WRITTEN REQUEST:
How many lines in the listing below include the word "Cihaz"? Answer with the number and nothing else.

Dataset excerpts:
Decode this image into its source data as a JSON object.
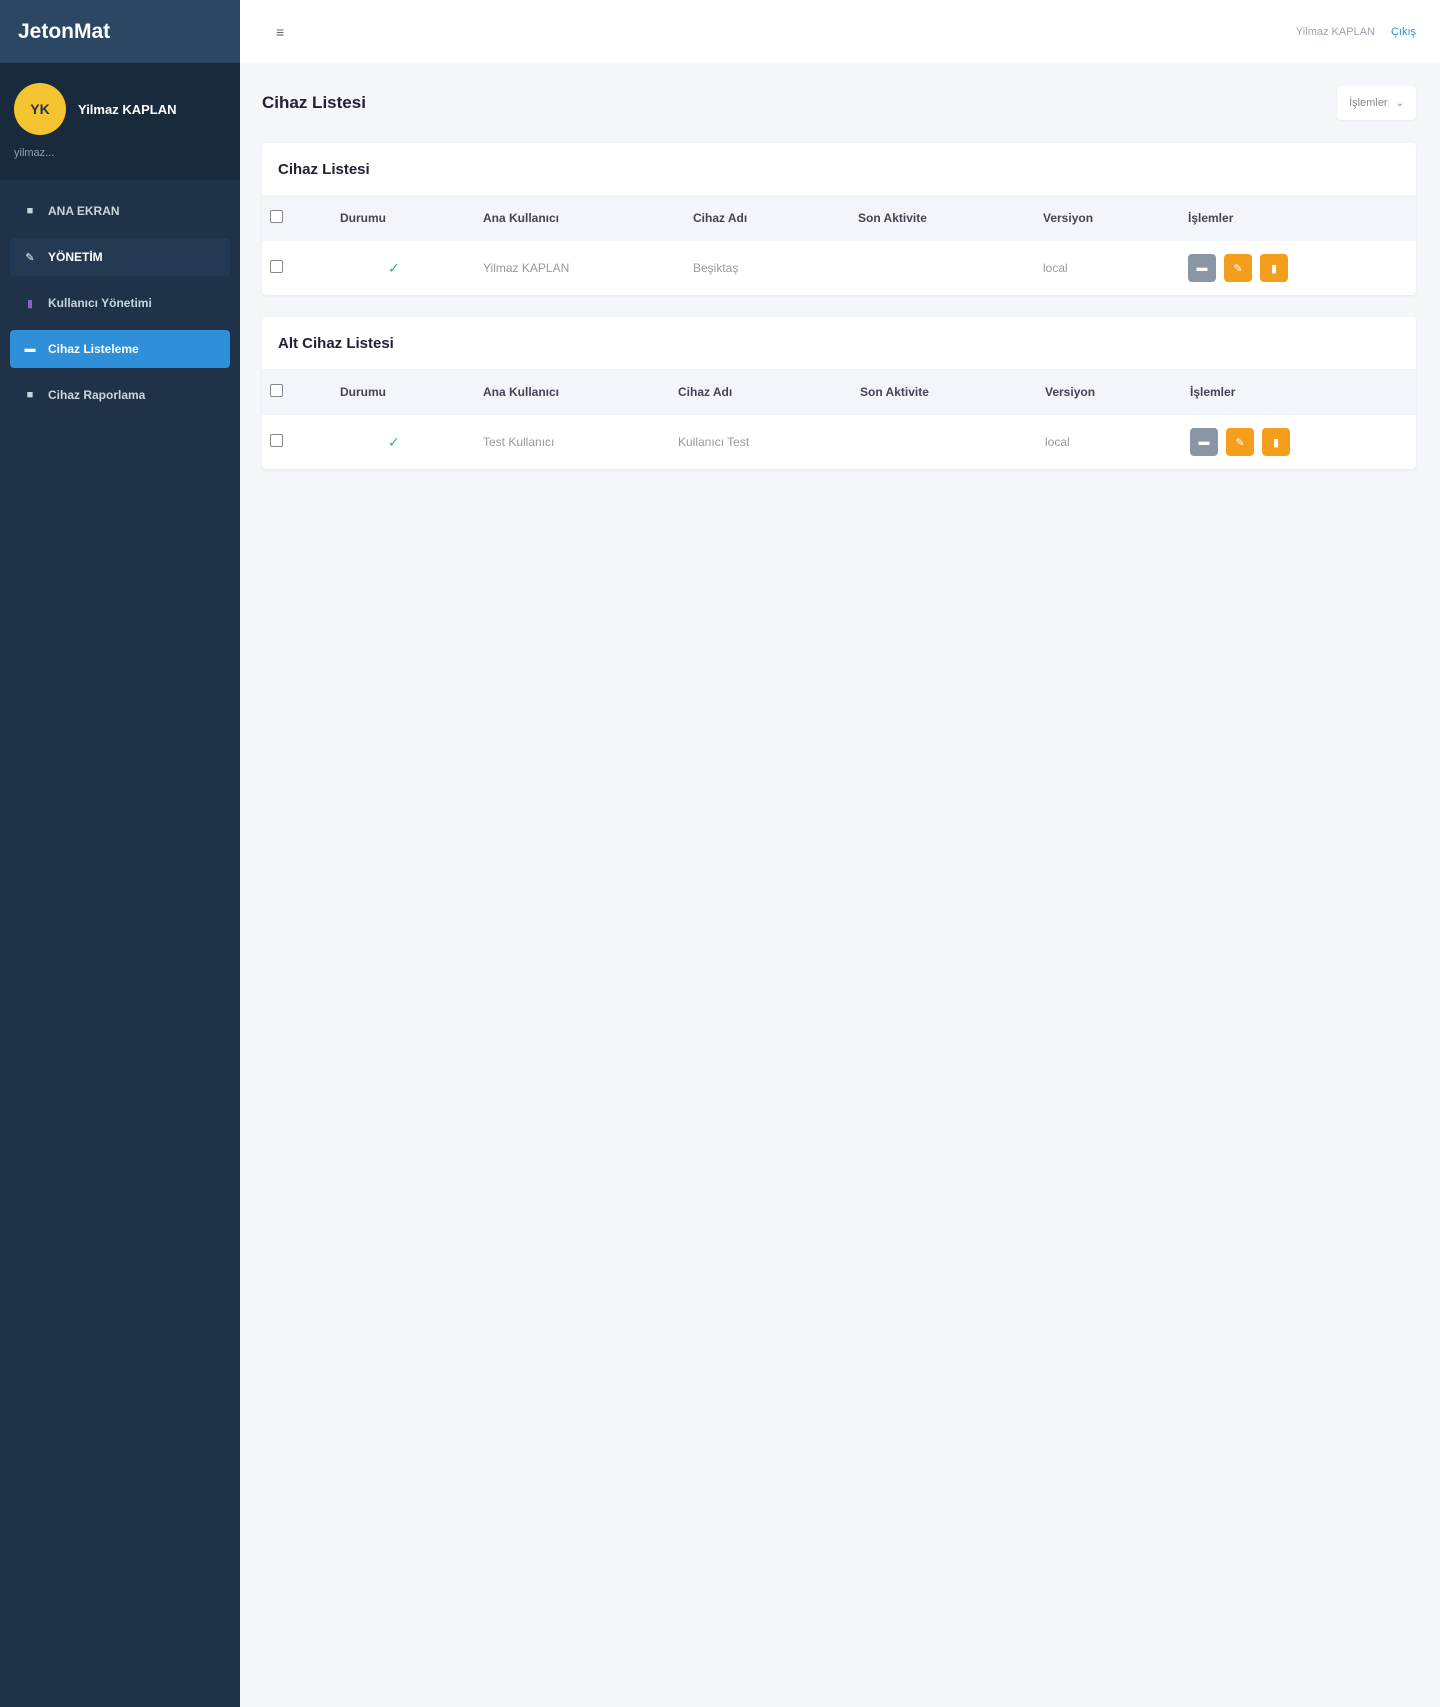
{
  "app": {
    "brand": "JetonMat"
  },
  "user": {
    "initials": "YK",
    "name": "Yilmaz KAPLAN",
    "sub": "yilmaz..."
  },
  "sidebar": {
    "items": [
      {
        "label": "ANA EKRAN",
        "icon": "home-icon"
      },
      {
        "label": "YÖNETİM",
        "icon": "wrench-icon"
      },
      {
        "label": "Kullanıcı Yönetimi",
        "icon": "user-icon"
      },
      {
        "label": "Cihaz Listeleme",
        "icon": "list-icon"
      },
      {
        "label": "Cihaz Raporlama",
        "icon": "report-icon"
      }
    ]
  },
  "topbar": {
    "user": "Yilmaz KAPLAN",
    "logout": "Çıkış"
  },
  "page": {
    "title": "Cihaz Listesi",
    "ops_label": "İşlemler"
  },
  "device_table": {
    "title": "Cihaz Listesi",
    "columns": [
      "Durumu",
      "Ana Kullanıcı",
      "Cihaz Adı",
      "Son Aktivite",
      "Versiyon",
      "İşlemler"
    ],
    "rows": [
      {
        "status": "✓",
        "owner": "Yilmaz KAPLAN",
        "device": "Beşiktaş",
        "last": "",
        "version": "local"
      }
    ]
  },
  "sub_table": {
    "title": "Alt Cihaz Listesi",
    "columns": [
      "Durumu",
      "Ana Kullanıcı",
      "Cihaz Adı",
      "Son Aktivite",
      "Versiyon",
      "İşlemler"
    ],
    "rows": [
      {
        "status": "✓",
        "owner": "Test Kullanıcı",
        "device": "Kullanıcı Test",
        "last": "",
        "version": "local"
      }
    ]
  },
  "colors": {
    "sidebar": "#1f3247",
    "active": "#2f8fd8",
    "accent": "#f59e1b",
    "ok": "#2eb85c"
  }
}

TASK OUTPUT:
7